DOCUMENT SEGMENT:
▼

Further, as described above, the present structure is formed in a part of the second waveguide core 221 that covers a portion other than the mode field conversion portion 212, which makes it possible to combine the resin-curing light 242 while inhibiting an influence of a mode field conversion function that increases MFD of the signal light 241.

Specifically, in the portion other than the mode field conversion portion 212 described above, the signal light 241 is sufficiently confined in a minute semiconductor core. Further, a size of the structure of the present embodiment is such that a width of the first waveguide core 211 is about 400 nm and a width of the second waveguide core 221 is about 3 μm, and the Y-shaped optical coupling portion 222 formed in the second waveguide core 221 is physically separated from a region in which the signal light 241 is confined (first waveguide core 211) by 1 μm or more. As a result, the light confined to the first waveguide core 211 is optically unaffected by the structure of the optical coupling portion 222.

This makes it possible to realize that the signal light 241 and the resin-curing light 242 are coupled to the same waveguide without affecting the signal light 241, which is important for the optical coupling portion 222.

Further, in the mode field conversion portion 212, light gradually seeps from a portion of the first waveguide core 211 to a portion of the second waveguide core 221. For this reason, in a case in which the optical coupling portion 222 is produced in this portion, the light is easily affected by the structure of the optical coupling portion 222, which may affect the loss and the mode field conversion. Thus, in order to avoid this influence, it is preferable to form the optical coupling portion 222 in a part of the second waveguide core 221 that covers the portion other than the mode field conversion portion 212.

In the present structure, the transmission lines of the signal light 241 and the resin-curing light 242 can be separated as described above. Accordingly, in order to couple the resin-curing light 242 having a higher intensity, as shown in FIG. 8, it is desirable that the light introduction waveguide 261 of the Y-shaped optical coupling portion 222 through which the light propagates have the same structure as the waveguide having the second waveguide core 221 and an upper cladding portion 203. As the structure, for example, a waveguide in which SiON is used for a core and silicon oxide is used for a cladding portion can be considered.

Further, in the case of the configuration shown in FIG. 8, an excessive loss for the resin-curing light 242 occurs at the time of coupling in the Y-shaped portion. However, as described above, since the power of the resin-curing light 242 required for producing SWW may be weak, the effect of this excessive loss on the formation of SWW is small.

Modified example of second embodiment

Hereinafter, a modified example of the second embodiment will be described with reference to FIGs. 9 to 14.

By producing the structure for making the resin-curing light incident from the outside of the optical connection element at the end of the light introduction waveguide in the optical connection element according to the second embodiment, the light can be incident in various directions such as in a horizontal direction of the optical connection element or from an upper side of the optical connection element. This also makes it possible to form SWW in the above-mentioned structure in which a semiconductor laser and an optical receiver are integrated.

Modified Example 1

For example, as the method for making the resin-curing light incident in the horizontal direction of the optical connection element, a method for making light incident by butt-coupling an optical fiber (FIG. 9) will be described.

▲

DATA PROVIDED:

▼

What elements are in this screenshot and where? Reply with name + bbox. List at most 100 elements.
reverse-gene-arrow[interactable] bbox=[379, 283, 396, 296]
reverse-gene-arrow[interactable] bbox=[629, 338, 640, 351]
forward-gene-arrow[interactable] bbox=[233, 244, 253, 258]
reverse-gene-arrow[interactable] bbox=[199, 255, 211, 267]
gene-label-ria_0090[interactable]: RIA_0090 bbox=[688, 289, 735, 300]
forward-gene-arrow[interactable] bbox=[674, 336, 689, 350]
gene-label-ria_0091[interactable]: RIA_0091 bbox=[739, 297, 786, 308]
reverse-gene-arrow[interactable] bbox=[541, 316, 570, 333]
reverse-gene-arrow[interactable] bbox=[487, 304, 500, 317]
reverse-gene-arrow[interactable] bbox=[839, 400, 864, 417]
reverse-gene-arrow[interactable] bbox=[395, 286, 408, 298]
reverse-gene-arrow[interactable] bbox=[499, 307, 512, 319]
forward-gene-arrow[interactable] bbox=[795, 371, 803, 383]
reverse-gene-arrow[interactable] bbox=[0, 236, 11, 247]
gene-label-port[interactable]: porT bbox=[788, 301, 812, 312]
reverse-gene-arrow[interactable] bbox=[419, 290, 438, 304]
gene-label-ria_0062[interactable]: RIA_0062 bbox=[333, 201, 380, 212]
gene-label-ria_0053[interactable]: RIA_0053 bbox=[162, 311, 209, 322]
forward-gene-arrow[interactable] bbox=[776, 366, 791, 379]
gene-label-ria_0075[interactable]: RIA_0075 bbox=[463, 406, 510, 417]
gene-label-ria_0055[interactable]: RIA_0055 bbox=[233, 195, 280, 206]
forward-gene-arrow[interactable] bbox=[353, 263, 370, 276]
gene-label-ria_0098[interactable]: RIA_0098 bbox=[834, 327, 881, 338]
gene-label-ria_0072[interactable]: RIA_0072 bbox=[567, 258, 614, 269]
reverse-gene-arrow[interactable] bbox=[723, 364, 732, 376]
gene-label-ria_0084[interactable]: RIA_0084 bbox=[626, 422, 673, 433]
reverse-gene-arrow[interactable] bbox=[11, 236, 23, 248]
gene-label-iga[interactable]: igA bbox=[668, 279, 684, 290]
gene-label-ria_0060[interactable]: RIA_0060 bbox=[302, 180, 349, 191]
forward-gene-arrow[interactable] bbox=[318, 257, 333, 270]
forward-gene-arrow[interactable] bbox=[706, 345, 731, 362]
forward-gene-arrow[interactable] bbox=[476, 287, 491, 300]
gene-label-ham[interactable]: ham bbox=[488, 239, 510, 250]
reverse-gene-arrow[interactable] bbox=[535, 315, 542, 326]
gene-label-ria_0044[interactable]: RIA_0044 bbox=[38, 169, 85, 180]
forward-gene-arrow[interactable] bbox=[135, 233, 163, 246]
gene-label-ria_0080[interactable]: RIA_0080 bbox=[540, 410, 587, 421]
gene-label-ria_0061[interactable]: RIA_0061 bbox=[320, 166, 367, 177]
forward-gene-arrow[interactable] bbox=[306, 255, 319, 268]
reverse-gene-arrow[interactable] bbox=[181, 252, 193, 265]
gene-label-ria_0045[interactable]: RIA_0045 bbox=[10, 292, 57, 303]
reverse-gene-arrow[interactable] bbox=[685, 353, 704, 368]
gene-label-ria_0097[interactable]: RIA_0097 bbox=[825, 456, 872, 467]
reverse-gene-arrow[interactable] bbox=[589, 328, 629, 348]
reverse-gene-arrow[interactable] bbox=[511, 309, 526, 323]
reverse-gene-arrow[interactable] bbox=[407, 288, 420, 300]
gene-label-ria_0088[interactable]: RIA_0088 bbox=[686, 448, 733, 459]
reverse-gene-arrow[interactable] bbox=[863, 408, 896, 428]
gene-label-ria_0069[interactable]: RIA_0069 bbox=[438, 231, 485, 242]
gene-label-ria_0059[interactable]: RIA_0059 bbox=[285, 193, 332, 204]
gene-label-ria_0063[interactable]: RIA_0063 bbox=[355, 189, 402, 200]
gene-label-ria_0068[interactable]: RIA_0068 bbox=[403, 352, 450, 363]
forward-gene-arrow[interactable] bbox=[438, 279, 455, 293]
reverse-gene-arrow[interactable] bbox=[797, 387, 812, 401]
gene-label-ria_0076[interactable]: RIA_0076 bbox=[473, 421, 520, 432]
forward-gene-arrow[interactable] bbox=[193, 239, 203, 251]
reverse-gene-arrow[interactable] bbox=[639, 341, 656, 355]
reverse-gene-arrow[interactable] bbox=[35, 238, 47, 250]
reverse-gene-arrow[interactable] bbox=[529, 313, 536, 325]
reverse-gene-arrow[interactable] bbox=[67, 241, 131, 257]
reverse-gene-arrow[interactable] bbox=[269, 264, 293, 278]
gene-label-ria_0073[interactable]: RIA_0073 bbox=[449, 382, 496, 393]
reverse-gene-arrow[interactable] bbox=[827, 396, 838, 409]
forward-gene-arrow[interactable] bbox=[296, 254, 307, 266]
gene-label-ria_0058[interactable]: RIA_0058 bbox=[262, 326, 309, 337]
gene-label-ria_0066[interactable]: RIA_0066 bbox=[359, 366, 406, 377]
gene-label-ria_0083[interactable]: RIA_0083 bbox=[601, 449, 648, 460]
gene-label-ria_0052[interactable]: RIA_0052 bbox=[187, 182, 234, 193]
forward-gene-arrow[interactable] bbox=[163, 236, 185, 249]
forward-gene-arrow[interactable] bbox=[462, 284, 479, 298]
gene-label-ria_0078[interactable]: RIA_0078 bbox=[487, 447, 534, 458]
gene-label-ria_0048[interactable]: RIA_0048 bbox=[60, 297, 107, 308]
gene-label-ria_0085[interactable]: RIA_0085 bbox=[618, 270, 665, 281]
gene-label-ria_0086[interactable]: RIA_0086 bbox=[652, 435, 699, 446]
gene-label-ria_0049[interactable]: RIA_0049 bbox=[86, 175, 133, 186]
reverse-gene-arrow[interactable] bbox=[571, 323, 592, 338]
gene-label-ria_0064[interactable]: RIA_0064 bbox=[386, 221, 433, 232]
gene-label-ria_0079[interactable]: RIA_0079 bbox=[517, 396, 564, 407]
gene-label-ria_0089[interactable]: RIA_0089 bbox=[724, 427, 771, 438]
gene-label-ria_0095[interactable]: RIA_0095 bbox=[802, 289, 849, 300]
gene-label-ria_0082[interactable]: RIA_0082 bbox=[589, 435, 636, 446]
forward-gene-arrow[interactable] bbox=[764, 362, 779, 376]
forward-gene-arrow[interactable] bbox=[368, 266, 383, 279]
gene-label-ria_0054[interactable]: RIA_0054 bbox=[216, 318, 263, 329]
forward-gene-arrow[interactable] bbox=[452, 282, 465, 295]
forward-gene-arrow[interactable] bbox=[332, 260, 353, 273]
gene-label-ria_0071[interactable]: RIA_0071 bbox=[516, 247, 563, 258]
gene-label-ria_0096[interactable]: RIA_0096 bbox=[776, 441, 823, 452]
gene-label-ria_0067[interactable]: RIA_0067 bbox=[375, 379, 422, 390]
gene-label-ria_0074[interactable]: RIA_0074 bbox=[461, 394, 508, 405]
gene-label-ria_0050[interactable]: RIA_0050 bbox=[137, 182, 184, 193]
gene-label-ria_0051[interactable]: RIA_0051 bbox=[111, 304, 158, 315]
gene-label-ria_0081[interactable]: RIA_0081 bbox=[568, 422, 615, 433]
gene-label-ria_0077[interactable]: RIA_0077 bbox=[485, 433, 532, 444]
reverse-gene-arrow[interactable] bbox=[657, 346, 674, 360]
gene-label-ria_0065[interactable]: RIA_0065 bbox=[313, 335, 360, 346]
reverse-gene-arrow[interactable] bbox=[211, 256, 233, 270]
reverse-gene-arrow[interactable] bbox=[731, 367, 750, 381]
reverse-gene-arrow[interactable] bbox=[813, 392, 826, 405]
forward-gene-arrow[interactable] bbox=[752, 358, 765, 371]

▲

WHAT YOU NEED TO DO:
**a.** Answer these questions about the optical coupling text, one line each:
(i) What is the approximate width of the first waveguide core 211?
(ii) In the mode field conversion portion 212, where does light gradually seep?
(iii) Which materials are suggested for the core and the cladding portion of the light introduction waveguide?
**b.** Write the next paragraph of the optical coupling text, picking up after its final sentence.

ANSWERS BELOW:
**a.**
(i) About 400 nm.
(ii) From a portion of the first waveguide core 211 to a portion of the second waveguide core 221.
(iii) SiON for the core and silicon oxide for the cladding portion.

**b.**
In an optical connection element 300 according to the present modified example, an end face on which resin-curing light 342 is incident and an end face from which the resin-curing light 342 is emitted are the same end face (emission end) 304. An optical fiber 351 is brought into contact with the emission end 304, and the resin-curing light 342 is incident thereon from the outside through the optical fiber 351. The resin-curing light 342 propagates through a light introduction waveguide 361 and is coupled to a waveguide structure including a first waveguide core 311 and a second waveguide core 321 in an optical coupling portion 322. Finally, the light propagates through the second waveguide core 321 and is emitted from the emission end 304. The emitted resin-curing light 342 is applied to an SWW material to form SWW (not shown). In addition, a method for making light incident using a lens is also conceivable.

Modified Example 2

For example, as a method for making the resin-curing light incident from above the optical connection element, a method of using a mirror 423 produced in an optical device by machining will be described. FIG. 10 is a top perspective view of an optical connection element 400 according to the present modified example, and FIG. 11 is a cross-sectional view along line XI-XI′ shown in FIG. 10. Here, the mirror 423 can be formed by injecting an etching gas in an oblique direction from above a device to perform dry etching. Further, for the purpose of increasing a reflectance of the mirror and eliminating polarization dependence, a metal film may be formed on the mirror formed by performing deposition or the like of a metal such as aluminum on an etching portion to perform etching.

In the optical connection element 400 according to the present modified example, the resin-curing light 442 is incident from above the optical connection element 400 and reflected by the mirror 423 formed at an end of a light introduction waveguide 461. The reflected resin-curing light 442 propagates through the light introduction waveguide 461 and is coupled to a waveguide structure including a first waveguide core 411 and a second waveguide core 421 in an optical coupling portion 422. Finally, the light propagates through the second waveguide core 421 and is emitted from the emission end 404. The emitted resin-curing light 442 is applied to an SWW material to form SWW (not shown). In addition, a method of using a grating coupler or the like can be considered.

As described above, in the optical connection element 400 according to the present modified example, the resin-curing light 442 is incident from above the optical connection element 400. The mirror 423 is used as a mechanism for propagating the resin-curing light 442 incident on the second waveguide core 421 through the light introduction waveguide 461. As a result, the resin-curing light 442 can be emitted from the emission end 404.

With any of these incident methods, the formation of SWW can be realized by the structure of the present invention as long as the light can be sufficiently combined.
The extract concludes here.